[Passage]:
38. The audio communication device according to claim 23, further comprising:
a reception buffer that temporarily stores the audio encoded data that is received;
wherein the audio reproduction unit gives an instruction to output first audio encoded
data stored in said reception buffer whenever a predetermined amount of audio data
is reproduced and to output compensating audio data when said reception buffer is
empty.
39. The audio communication device according to claim 37, wherein the audio data to be
compensated is mute audio data.
40. The audio communication device according to claim 37, wherein the audio data to be
compensated is error concealment encoded data in said decoding format.
41. The audio communication device according to claim 38, wherein the audio data to be
compensated is mute audio data.
42. The audio communication device according to claim 38, wherein the audio data to be
compensated is error concealment encoded data in said decoding format.
43. The audio communication device according to claim 23, wherein the setting/call connection
unit selects a decoding format for audio encoded data that is received in accordance
with at least one piece of information among encoding format identifiers to identify
an encoding format added to the audio encoded data that is received, encoding format
information obtained by a call connection process, setting information obtained by
the call connection process and related to encoding, and a session for receiving the
audio encoded data.
44. The audio communication device according to claim 23, wherein the setting/call connection
unit transmits an arrival state of received data including a fluctuation in arrival
time or a loss rate of the audio encoded data that is received to a communication
partner, and switches at least one of an encoding format and a sampling frequency
of audio encoded data to be transmitted in accordance with said arrival state when
said arrival state is received.
45. An audio communication system having the audio communication device according to claim
23 that is mutually connected through a network.
46. The audio communication system according to claim 45, further comprising:
a call connection server that supplies information required to establish a call among
audio communication devices and is connected so as to be able to communicate with
said audio communication devices through a network.
47. A program causing a computer that mutually transmits and receives audio data through
a network to each piece of audio data execute the processes comprising:
encoding each item of audio data digitalized by a predetermined sampling frequency
as a subject to be transmitted by using plural kinds of accessible encoding formats;
transmitting at least one kind of audio encoded data among audio encoded data, which
is the audio data encoded, from a transmission unit;
decoding said audio encoded data by decoding format suitable for the audio encoded
data among plural kinds of accessible decoding format when said audio encoded data
is received;
temporarily storing the audio data that is encoded in an audio data buffer; and
sequentially reading said audio data from said audio data buffer and reproducing the
audio data.
48. The program according to claim 47, wherein plural kinds of encoding format are sampling
frequencies that are mutually different.
49. The program according to claim 47, wherein an encoding format of audio encoded data
to be transmitted is different from an encoding format corresponding to a decoding
format for decoding audio encoded data that is received.

[Jobs]:
- a) In the patent claims, what does the call connection server described in claim 46 supply?
- b) Please reproduce word for word the part of the patent claims from "44. The audio" up to and including "state is received.".
- c) Decide whether each statement agrees with the patent claims, answering yes or no and quoting the words that settle it: (i) Claim 39 states that the audio data to be compensated is mute audio data. (ii) Claim 45 describes an audio communication system built on the device of claim 37. (iii) Claim 48 states that the plural kinds of encoding format are identical sampling frequencies.

[Listed entries]:
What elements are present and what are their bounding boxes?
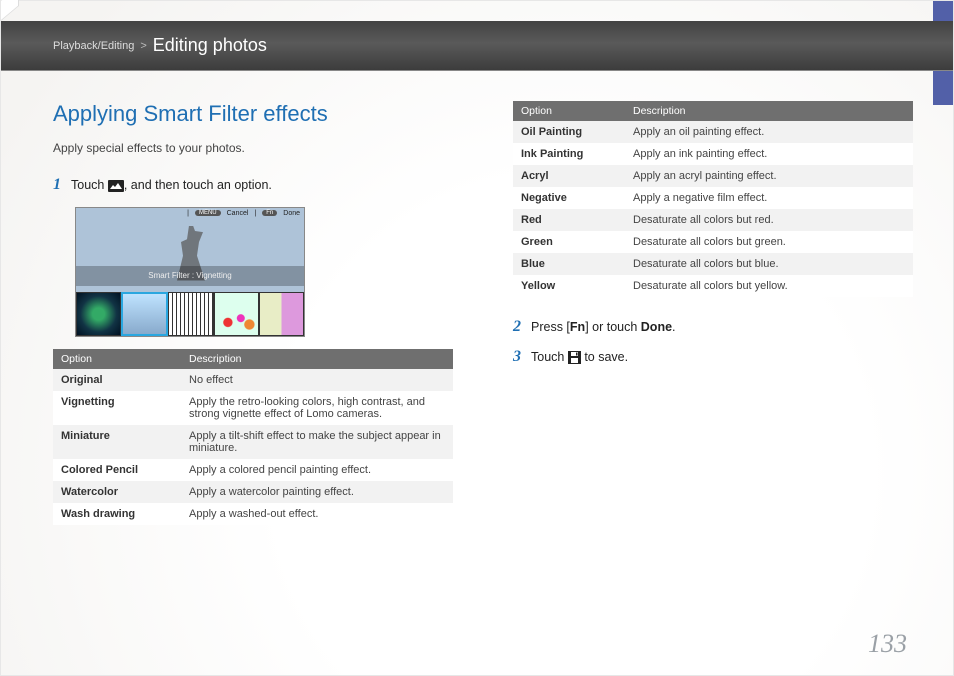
step-1-pre: Touch bbox=[71, 178, 108, 192]
step-2-done: Done bbox=[641, 320, 672, 334]
left-column: Applying Smart Filter effects Apply spec… bbox=[53, 101, 453, 635]
option-name: Blue bbox=[513, 253, 625, 275]
mock-thumb-watercolor bbox=[259, 292, 304, 336]
breadcrumb-page: Editing photos bbox=[153, 35, 267, 56]
page-number: 133 bbox=[868, 629, 907, 659]
mock-thumb-miniature bbox=[168, 292, 213, 336]
option-name: Vignetting bbox=[53, 391, 181, 425]
mock-menu-pill: MENU bbox=[195, 210, 221, 216]
section-intro: Apply special effects to your photos. bbox=[53, 141, 453, 155]
th-option: Option bbox=[53, 349, 181, 369]
step-3-pre: Touch bbox=[531, 350, 568, 364]
th-description: Description bbox=[625, 101, 913, 121]
option-name: Negative bbox=[513, 187, 625, 209]
option-desc: No effect bbox=[181, 369, 453, 391]
section-title: Applying Smart Filter effects bbox=[53, 101, 453, 127]
filter-icon bbox=[108, 180, 124, 192]
step-2-post: . bbox=[672, 320, 675, 334]
option-name: Original bbox=[53, 369, 181, 391]
option-desc: Desaturate all colors but blue. bbox=[625, 253, 913, 275]
option-name: Colored Pencil bbox=[53, 459, 181, 481]
fn-key-icon: Fn bbox=[570, 320, 585, 334]
step-2: 2 Press [Fn] or touch Done. bbox=[513, 319, 913, 337]
option-name: Ink Painting bbox=[513, 143, 625, 165]
option-desc: Apply a negative film effect. bbox=[625, 187, 913, 209]
option-desc: Desaturate all colors but green. bbox=[625, 231, 913, 253]
step-number: 1 bbox=[53, 177, 61, 193]
step-3: 3 Touch to save. bbox=[513, 349, 913, 367]
option-desc: Apply the retro-looking colors, high con… bbox=[181, 391, 453, 425]
option-name: Oil Painting bbox=[513, 121, 625, 143]
mock-fn-pill: Fn bbox=[262, 210, 277, 216]
step-1-text: Touch , and then touch an option. bbox=[71, 177, 272, 195]
page-corner-fold bbox=[1, 0, 19, 21]
option-desc: Apply a colored pencil painting effect. bbox=[181, 459, 453, 481]
table-row: Colored PencilApply a colored pencil pai… bbox=[53, 459, 453, 481]
header-band: Playback/Editing > Editing photos bbox=[1, 21, 953, 71]
options-table-right: Option Description Oil PaintingApply an … bbox=[513, 101, 913, 297]
option-desc: Apply an oil painting effect. bbox=[625, 121, 913, 143]
option-name: Wash drawing bbox=[53, 503, 181, 525]
option-desc: Apply a washed-out effect. bbox=[181, 503, 453, 525]
option-name: Yellow bbox=[513, 275, 625, 297]
step-1: 1 Touch , and then touch an option. bbox=[53, 177, 453, 195]
step-2-mid: ] or touch bbox=[585, 320, 641, 334]
step-number: 2 bbox=[513, 319, 521, 335]
table-row: WatercolorApply a watercolor painting ef… bbox=[53, 481, 453, 503]
breadcrumb-section: Playback/Editing bbox=[53, 40, 134, 52]
mock-thumb-original bbox=[76, 292, 121, 336]
step-3-post: to save. bbox=[581, 350, 628, 364]
table-row: Wash drawingApply a washed-out effect. bbox=[53, 503, 453, 525]
option-desc: Apply a watercolor painting effect. bbox=[181, 481, 453, 503]
mock-thumb-vignetting bbox=[121, 292, 168, 336]
table-row: OriginalNo effect bbox=[53, 369, 453, 391]
option-name: Acryl bbox=[513, 165, 625, 187]
th-description: Description bbox=[181, 349, 453, 369]
option-desc: Apply a tilt-shift effect to make the su… bbox=[181, 425, 453, 459]
option-name: Red bbox=[513, 209, 625, 231]
mock-cancel: Cancel bbox=[227, 210, 249, 217]
step-2-pre: Press [ bbox=[531, 320, 570, 334]
option-desc: Apply an acryl painting effect. bbox=[625, 165, 913, 187]
table-row: Ink PaintingApply an ink painting effect… bbox=[513, 143, 913, 165]
save-icon bbox=[568, 351, 581, 364]
table-row: NegativeApply a negative film effect. bbox=[513, 187, 913, 209]
step-2-text: Press [Fn] or touch Done. bbox=[531, 319, 676, 337]
breadcrumb-sep: > bbox=[140, 40, 146, 52]
options-table-left: Option Description OriginalNo effectVign… bbox=[53, 349, 453, 525]
table-row: GreenDesaturate all colors but green. bbox=[513, 231, 913, 253]
option-name: Watercolor bbox=[53, 481, 181, 503]
table-row: YellowDesaturate all colors but yellow. bbox=[513, 275, 913, 297]
screenshot-mock: | MENU Cancel | Fn Done Smart Filter : V… bbox=[75, 207, 305, 337]
table-row: Oil PaintingApply an oil painting effect… bbox=[513, 121, 913, 143]
mock-thumb-row bbox=[76, 292, 304, 336]
option-name: Green bbox=[513, 231, 625, 253]
option-desc: Desaturate all colors but yellow. bbox=[625, 275, 913, 297]
step-1-post: , and then touch an option. bbox=[124, 178, 272, 192]
mock-thumb-colored-pencil bbox=[214, 292, 259, 336]
option-name: Miniature bbox=[53, 425, 181, 459]
mock-band-label: Smart Filter : Vignetting bbox=[76, 266, 304, 286]
option-desc: Apply an ink painting effect. bbox=[625, 143, 913, 165]
table-row: BlueDesaturate all colors but blue. bbox=[513, 253, 913, 275]
right-column: Option Description Oil PaintingApply an … bbox=[513, 101, 913, 635]
mock-done: Done bbox=[283, 210, 300, 217]
page-root: Playback/Editing > Editing photos Applyi… bbox=[0, 0, 954, 676]
table-row: MiniatureApply a tilt-shift effect to ma… bbox=[53, 425, 453, 459]
mock-topbar: | MENU Cancel | Fn Done bbox=[187, 210, 300, 217]
th-option: Option bbox=[513, 101, 625, 121]
table-row: VignettingApply the retro-looking colors… bbox=[53, 391, 453, 425]
option-desc: Desaturate all colors but red. bbox=[625, 209, 913, 231]
step-number: 3 bbox=[513, 349, 521, 365]
table-row: AcrylApply an acryl painting effect. bbox=[513, 165, 913, 187]
table-row: RedDesaturate all colors but red. bbox=[513, 209, 913, 231]
step-3-text: Touch to save. bbox=[531, 349, 628, 367]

[Answers by task]:
- a) It supplies information required to establish a call among audio communication devices.

- b)
44. The audio communication device according to claim 23, wherein the setting/call connection
unit transmits an arrival state of received data including a fluctuation in arrival
time or a loss rate of the audio encoded data that is received to a communication
partner, and switches at least one of an encoding format and a sampling frequency
of audio encoded data to be transmitted in accordance with said arrival state when
said arrival state is received.

- c)
(i) Yes: "wherein the audio data to be compensated is mute audio data."
(ii) No: "An audio communication system having the audio communication device according to claim 23"
(iii) No: "plural kinds of encoding format are sampling frequencies that are mutually different."